REQUIRED WORK -> Send each entry back exactly as given, pictures excluded.

RECORD EXCERPTS ->
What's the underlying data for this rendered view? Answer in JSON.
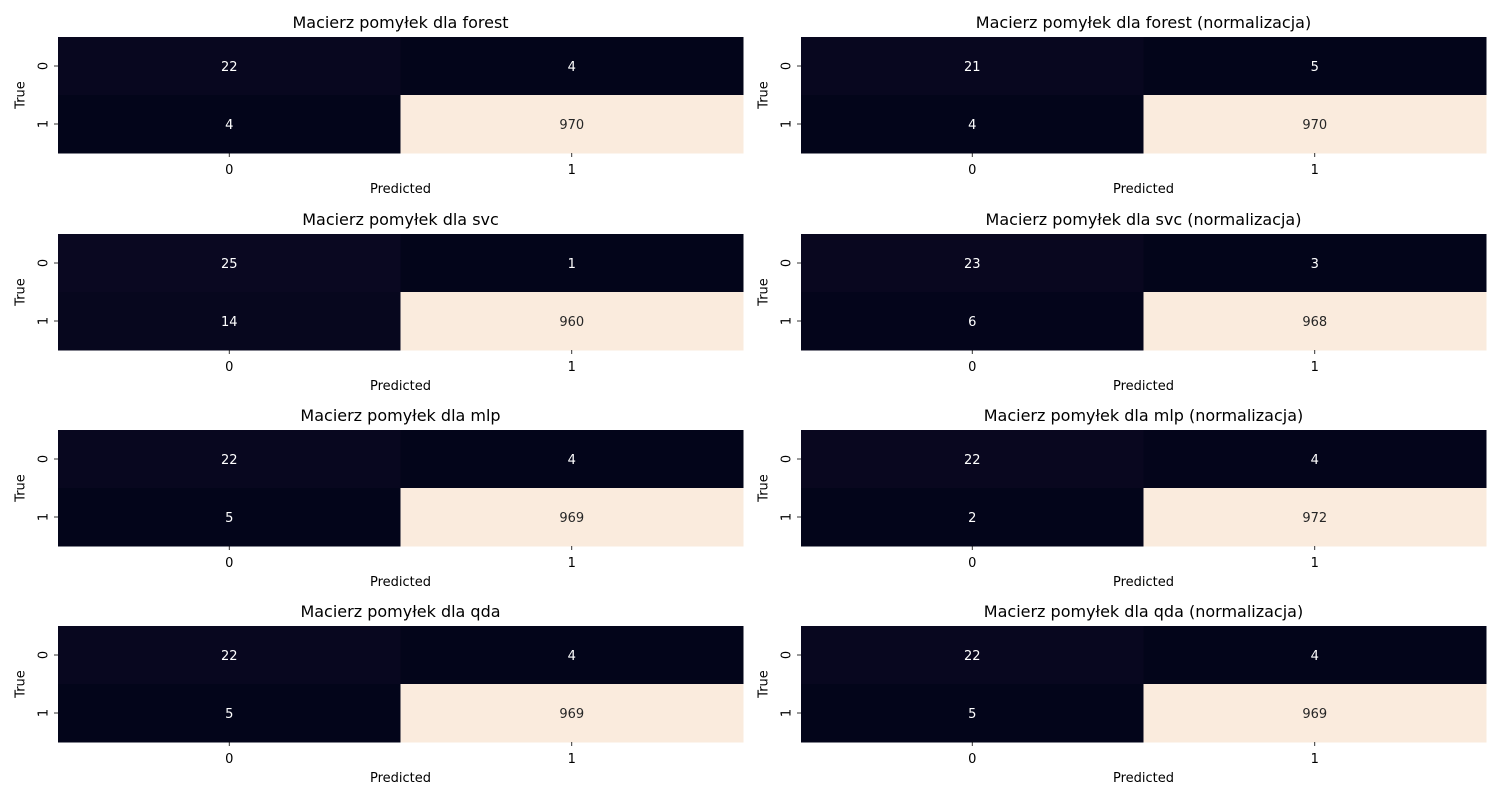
{
  "chart_data": [
    {
      "type": "heatmap",
      "title": "Macierz pomyłek dla forest",
      "xlabel": "Predicted",
      "ylabel": "True",
      "x_ticks": [
        "0",
        "1"
      ],
      "y_ticks": [
        "0",
        "1"
      ],
      "matrix": [
        [
          22,
          4
        ],
        [
          4,
          970
        ]
      ],
      "colormap": "rocket",
      "colorbar": false
    },
    {
      "type": "heatmap",
      "title": "Macierz pomyłek dla forest (normalizacja)",
      "xlabel": "Predicted",
      "ylabel": "True",
      "x_ticks": [
        "0",
        "1"
      ],
      "y_ticks": [
        "0",
        "1"
      ],
      "matrix": [
        [
          21,
          5
        ],
        [
          4,
          970
        ]
      ],
      "colormap": "rocket",
      "colorbar": false
    },
    {
      "type": "heatmap",
      "title": "Macierz pomyłek dla svc",
      "xlabel": "Predicted",
      "ylabel": "True",
      "x_ticks": [
        "0",
        "1"
      ],
      "y_ticks": [
        "0",
        "1"
      ],
      "matrix": [
        [
          25,
          1
        ],
        [
          14,
          960
        ]
      ],
      "colormap": "rocket",
      "colorbar": false
    },
    {
      "type": "heatmap",
      "title": "Macierz pomyłek dla svc (normalizacja)",
      "xlabel": "Predicted",
      "ylabel": "True",
      "x_ticks": [
        "0",
        "1"
      ],
      "y_ticks": [
        "0",
        "1"
      ],
      "matrix": [
        [
          23,
          3
        ],
        [
          6,
          968
        ]
      ],
      "colormap": "rocket",
      "colorbar": false
    },
    {
      "type": "heatmap",
      "title": "Macierz pomyłek dla mlp",
      "xlabel": "Predicted",
      "ylabel": "True",
      "x_ticks": [
        "0",
        "1"
      ],
      "y_ticks": [
        "0",
        "1"
      ],
      "matrix": [
        [
          22,
          4
        ],
        [
          5,
          969
        ]
      ],
      "colormap": "rocket",
      "colorbar": false
    },
    {
      "type": "heatmap",
      "title": "Macierz pomyłek dla mlp (normalizacja)",
      "xlabel": "Predicted",
      "ylabel": "True",
      "x_ticks": [
        "0",
        "1"
      ],
      "y_ticks": [
        "0",
        "1"
      ],
      "matrix": [
        [
          22,
          4
        ],
        [
          2,
          972
        ]
      ],
      "colormap": "rocket",
      "colorbar": false
    },
    {
      "type": "heatmap",
      "title": "Macierz pomyłek dla qda",
      "xlabel": "Predicted",
      "ylabel": "True",
      "x_ticks": [
        "0",
        "1"
      ],
      "y_ticks": [
        "0",
        "1"
      ],
      "matrix": [
        [
          22,
          4
        ],
        [
          5,
          969
        ]
      ],
      "colormap": "rocket",
      "colorbar": false
    },
    {
      "type": "heatmap",
      "title": "Macierz pomyłek dla qda (normalizacja)",
      "xlabel": "Predicted",
      "ylabel": "True",
      "x_ticks": [
        "0",
        "1"
      ],
      "y_ticks": [
        "0",
        "1"
      ],
      "matrix": [
        [
          22,
          4
        ],
        [
          5,
          969
        ]
      ],
      "colormap": "rocket",
      "colorbar": false
    }
  ]
}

WRITTEN REPLY ->
What's the underlying data for this rendered view? Answer in JSON.
{
  "chart_data": [
    {
      "type": "heatmap",
      "title": "Macierz pomyłek dla forest",
      "xlabel": "Predicted",
      "ylabel": "True",
      "x_ticks": [
        "0",
        "1"
      ],
      "y_ticks": [
        "0",
        "1"
      ],
      "matrix": [
        [
          22,
          4
        ],
        [
          4,
          970
        ]
      ],
      "colormap": "rocket",
      "colorbar": false
    },
    {
      "type": "heatmap",
      "title": "Macierz pomyłek dla forest (normalizacja)",
      "xlabel": "Predicted",
      "ylabel": "True",
      "x_ticks": [
        "0",
        "1"
      ],
      "y_ticks": [
        "0",
        "1"
      ],
      "matrix": [
        [
          21,
          5
        ],
        [
          4,
          970
        ]
      ],
      "colormap": "rocket",
      "colorbar": false
    },
    {
      "type": "heatmap",
      "title": "Macierz pomyłek dla svc",
      "xlabel": "Predicted",
      "ylabel": "True",
      "x_ticks": [
        "0",
        "1"
      ],
      "y_ticks": [
        "0",
        "1"
      ],
      "matrix": [
        [
          25,
          1
        ],
        [
          14,
          960
        ]
      ],
      "colormap": "rocket",
      "colorbar": false
    },
    {
      "type": "heatmap",
      "title": "Macierz pomyłek dla svc (normalizacja)",
      "xlabel": "Predicted",
      "ylabel": "True",
      "x_ticks": [
        "0",
        "1"
      ],
      "y_ticks": [
        "0",
        "1"
      ],
      "matrix": [
        [
          23,
          3
        ],
        [
          6,
          968
        ]
      ],
      "colormap": "rocket",
      "colorbar": false
    },
    {
      "type": "heatmap",
      "title": "Macierz pomyłek dla mlp",
      "xlabel": "Predicted",
      "ylabel": "True",
      "x_ticks": [
        "0",
        "1"
      ],
      "y_ticks": [
        "0",
        "1"
      ],
      "matrix": [
        [
          22,
          4
        ],
        [
          5,
          969
        ]
      ],
      "colormap": "rocket",
      "colorbar": false
    },
    {
      "type": "heatmap",
      "title": "Macierz pomyłek dla mlp (normalizacja)",
      "xlabel": "Predicted",
      "ylabel": "True",
      "x_ticks": [
        "0",
        "1"
      ],
      "y_ticks": [
        "0",
        "1"
      ],
      "matrix": [
        [
          22,
          4
        ],
        [
          2,
          972
        ]
      ],
      "colormap": "rocket",
      "colorbar": false
    },
    {
      "type": "heatmap",
      "title": "Macierz pomyłek dla qda",
      "xlabel": "Predicted",
      "ylabel": "True",
      "x_ticks": [
        "0",
        "1"
      ],
      "y_ticks": [
        "0",
        "1"
      ],
      "matrix": [
        [
          22,
          4
        ],
        [
          5,
          969
        ]
      ],
      "colormap": "rocket",
      "colorbar": false
    },
    {
      "type": "heatmap",
      "title": "Macierz pomyłek dla qda (normalizacja)",
      "xlabel": "Predicted",
      "ylabel": "True",
      "x_ticks": [
        "0",
        "1"
      ],
      "y_ticks": [
        "0",
        "1"
      ],
      "matrix": [
        [
          22,
          4
        ],
        [
          5,
          969
        ]
      ],
      "colormap": "rocket",
      "colorbar": false
    }
  ]
}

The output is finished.